# STATED GOAL
Reproduce everything from the line containing "list-collection: groceries adulting" down to the line containing "hamburger-icon[interactable] <box>12 16", renaming "trash-icon" to "delete-icon" and keeping all else unchanged.

* * * *

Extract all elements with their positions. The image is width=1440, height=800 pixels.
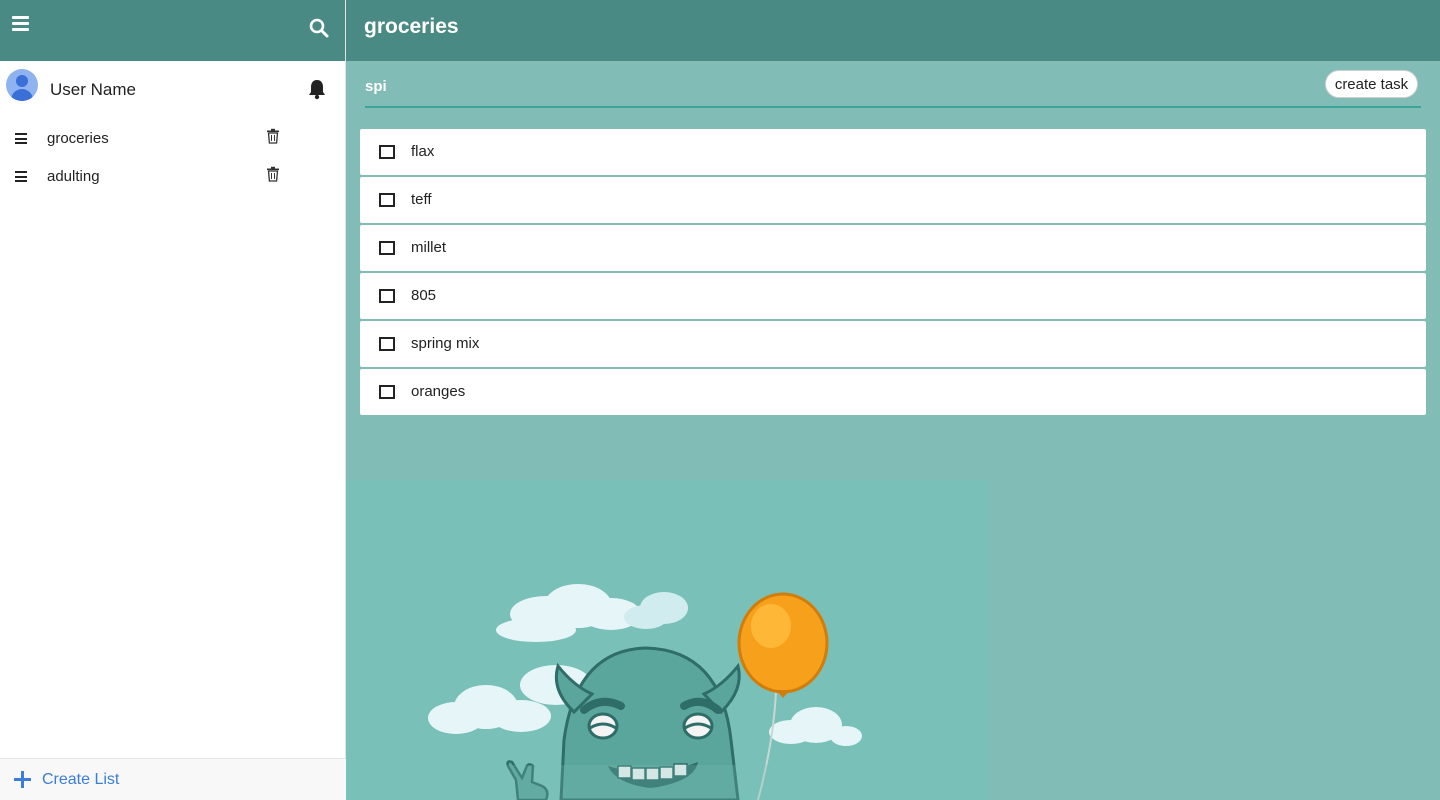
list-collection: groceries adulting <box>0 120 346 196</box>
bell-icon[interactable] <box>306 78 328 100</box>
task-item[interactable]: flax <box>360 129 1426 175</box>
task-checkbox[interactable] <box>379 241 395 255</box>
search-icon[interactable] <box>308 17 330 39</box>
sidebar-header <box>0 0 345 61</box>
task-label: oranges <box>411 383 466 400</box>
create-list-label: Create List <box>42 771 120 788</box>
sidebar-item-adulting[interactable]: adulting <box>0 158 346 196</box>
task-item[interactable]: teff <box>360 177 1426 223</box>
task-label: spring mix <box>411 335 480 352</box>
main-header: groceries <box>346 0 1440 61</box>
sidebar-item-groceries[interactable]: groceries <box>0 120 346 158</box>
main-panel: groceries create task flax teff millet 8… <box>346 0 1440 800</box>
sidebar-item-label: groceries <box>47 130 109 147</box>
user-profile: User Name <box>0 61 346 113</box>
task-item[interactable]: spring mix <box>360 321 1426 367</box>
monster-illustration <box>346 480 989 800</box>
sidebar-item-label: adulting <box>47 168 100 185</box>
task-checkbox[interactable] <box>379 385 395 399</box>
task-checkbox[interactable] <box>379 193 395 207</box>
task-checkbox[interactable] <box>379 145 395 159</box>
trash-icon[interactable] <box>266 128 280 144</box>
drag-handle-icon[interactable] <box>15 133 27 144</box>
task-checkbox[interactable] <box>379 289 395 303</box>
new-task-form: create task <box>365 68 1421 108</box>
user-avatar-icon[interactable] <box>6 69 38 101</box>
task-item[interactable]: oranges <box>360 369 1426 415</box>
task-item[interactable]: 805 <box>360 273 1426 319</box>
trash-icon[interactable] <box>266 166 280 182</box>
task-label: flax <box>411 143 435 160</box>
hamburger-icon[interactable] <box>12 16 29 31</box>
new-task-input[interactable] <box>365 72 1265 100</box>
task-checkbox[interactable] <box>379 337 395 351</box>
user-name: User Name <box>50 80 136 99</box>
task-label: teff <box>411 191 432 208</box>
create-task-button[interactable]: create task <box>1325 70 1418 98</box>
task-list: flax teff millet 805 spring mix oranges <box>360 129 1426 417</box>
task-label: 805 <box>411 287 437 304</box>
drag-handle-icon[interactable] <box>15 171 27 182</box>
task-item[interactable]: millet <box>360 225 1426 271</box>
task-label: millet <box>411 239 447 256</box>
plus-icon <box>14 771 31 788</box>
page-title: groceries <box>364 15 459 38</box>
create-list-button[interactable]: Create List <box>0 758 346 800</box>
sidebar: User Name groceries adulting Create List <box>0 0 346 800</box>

* * * *

# RESPONSE FOR THIS EXERCISE
list-collection: groceries adulting <box>0 120 346 196</box>
bell-icon[interactable] <box>306 78 328 100</box>
task-item[interactable]: flax <box>360 129 1426 175</box>
task-checkbox[interactable] <box>379 241 395 255</box>
search-icon[interactable] <box>308 17 330 39</box>
sidebar-header <box>0 0 345 61</box>
task-label: oranges <box>411 383 466 400</box>
create-list-label: Create List <box>42 771 120 788</box>
sidebar-item-adulting[interactable]: adulting <box>0 158 346 196</box>
task-item[interactable]: teff <box>360 177 1426 223</box>
task-label: spring mix <box>411 335 480 352</box>
main-header: groceries <box>346 0 1440 61</box>
sidebar-item-groceries[interactable]: groceries <box>0 120 346 158</box>
main-panel: groceries create task flax teff millet 8… <box>346 0 1440 800</box>
sidebar-item-label: groceries <box>47 130 109 147</box>
user-profile: User Name <box>0 61 346 113</box>
task-item[interactable]: spring mix <box>360 321 1426 367</box>
monster-illustration <box>346 480 989 800</box>
sidebar-item-label: adulting <box>47 168 100 185</box>
task-checkbox[interactable] <box>379 385 395 399</box>
task-checkbox[interactable] <box>379 193 395 207</box>
task-checkbox[interactable] <box>379 145 395 159</box>
delete-icon[interactable] <box>266 128 280 144</box>
drag-handle-icon[interactable] <box>15 133 27 144</box>
task-checkbox[interactable] <box>379 289 395 303</box>
new-task-form: create task <box>365 68 1421 108</box>
user-avatar-icon[interactable] <box>6 69 38 101</box>
task-item[interactable]: oranges <box>360 369 1426 415</box>
task-item[interactable]: 805 <box>360 273 1426 319</box>
delete-icon[interactable] <box>266 166 280 182</box>
task-label: flax <box>411 143 435 160</box>
hamburger-icon[interactable] <box>12 16 29 31</box>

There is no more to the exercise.